## EXTRACTED INFORMATION

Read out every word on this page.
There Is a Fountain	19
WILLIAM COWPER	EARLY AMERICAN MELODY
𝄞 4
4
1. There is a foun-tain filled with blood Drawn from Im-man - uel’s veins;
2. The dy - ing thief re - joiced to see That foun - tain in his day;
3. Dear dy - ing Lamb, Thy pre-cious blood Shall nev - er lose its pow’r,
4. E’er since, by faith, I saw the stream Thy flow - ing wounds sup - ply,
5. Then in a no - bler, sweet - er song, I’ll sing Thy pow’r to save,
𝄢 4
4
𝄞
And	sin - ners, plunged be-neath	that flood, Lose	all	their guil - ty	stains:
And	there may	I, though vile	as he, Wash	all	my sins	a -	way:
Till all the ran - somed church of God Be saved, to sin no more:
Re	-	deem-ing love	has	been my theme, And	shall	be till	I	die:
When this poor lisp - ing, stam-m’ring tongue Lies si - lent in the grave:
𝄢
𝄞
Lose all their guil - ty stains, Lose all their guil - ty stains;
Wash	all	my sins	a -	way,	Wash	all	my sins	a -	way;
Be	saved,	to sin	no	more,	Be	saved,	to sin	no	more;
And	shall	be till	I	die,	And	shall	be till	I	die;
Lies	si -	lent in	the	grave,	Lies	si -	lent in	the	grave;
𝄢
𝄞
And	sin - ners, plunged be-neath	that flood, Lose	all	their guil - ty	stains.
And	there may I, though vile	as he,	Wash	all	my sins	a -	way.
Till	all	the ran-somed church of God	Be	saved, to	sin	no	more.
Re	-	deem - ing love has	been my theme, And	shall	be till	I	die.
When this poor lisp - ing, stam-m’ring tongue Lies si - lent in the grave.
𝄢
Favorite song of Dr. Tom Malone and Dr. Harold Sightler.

## SHORT PROBLEM
Repeat the records above exactly.

## RIGHT ANSWER
Read out every word on this page.
There Is a Fountain	19
WILLIAM COWPER	EARLY AMERICAN MELODY
𝄞 4
4
1. There is a foun-tain filled with blood Drawn from Im-man - uel’s veins;
2. The dy - ing thief re - joiced to see That foun - tain in his day;
3. Dear dy - ing Lamb, Thy pre-cious blood Shall nev - er lose its pow’r,
4. E’er since, by faith, I saw the stream Thy flow - ing wounds sup - ply,
5. Then in a no - bler, sweet - er song, I’ll sing Thy pow’r to save,
𝄢 4
4
𝄞
And	sin - ners, plunged be-neath	that flood, Lose	all	their guil - ty	stains:
And	there may	I, though vile	as he, Wash	all	my sins	a -	way:
Till all the ran - somed church of God Be saved, to sin no more:
Re	-	deem-ing love	has	been my theme, And	shall	be till	I	die:
When this poor lisp - ing, stam-m’ring tongue Lies si - lent in the grave:
𝄢
𝄞
Lose all their guil - ty stains, Lose all their guil - ty stains;
Wash	all	my sins	a -	way,	Wash	all	my sins	a -	way;
Be	saved,	to sin	no	more,	Be	saved,	to sin	no	more;
And	shall	be till	I	die,	And	shall	be till	I	die;
Lies	si -	lent in	the	grave,	Lies	si -	lent in	the	grave;
𝄢
𝄞
And	sin - ners, plunged be-neath	that flood, Lose	all	their guil - ty	stains.
And	there may I, though vile	as he,	Wash	all	my sins	a -	way.
Till	all	the ran-somed church of God	Be	saved, to	sin	no	more.
Re	-	deem - ing love has	been my theme, And	shall	be till	I	die.
When this poor lisp - ing, stam-m’ring tongue Lies si - lent in the grave.
𝄢
Favorite song of Dr. Tom Malone and Dr. Harold Sightler.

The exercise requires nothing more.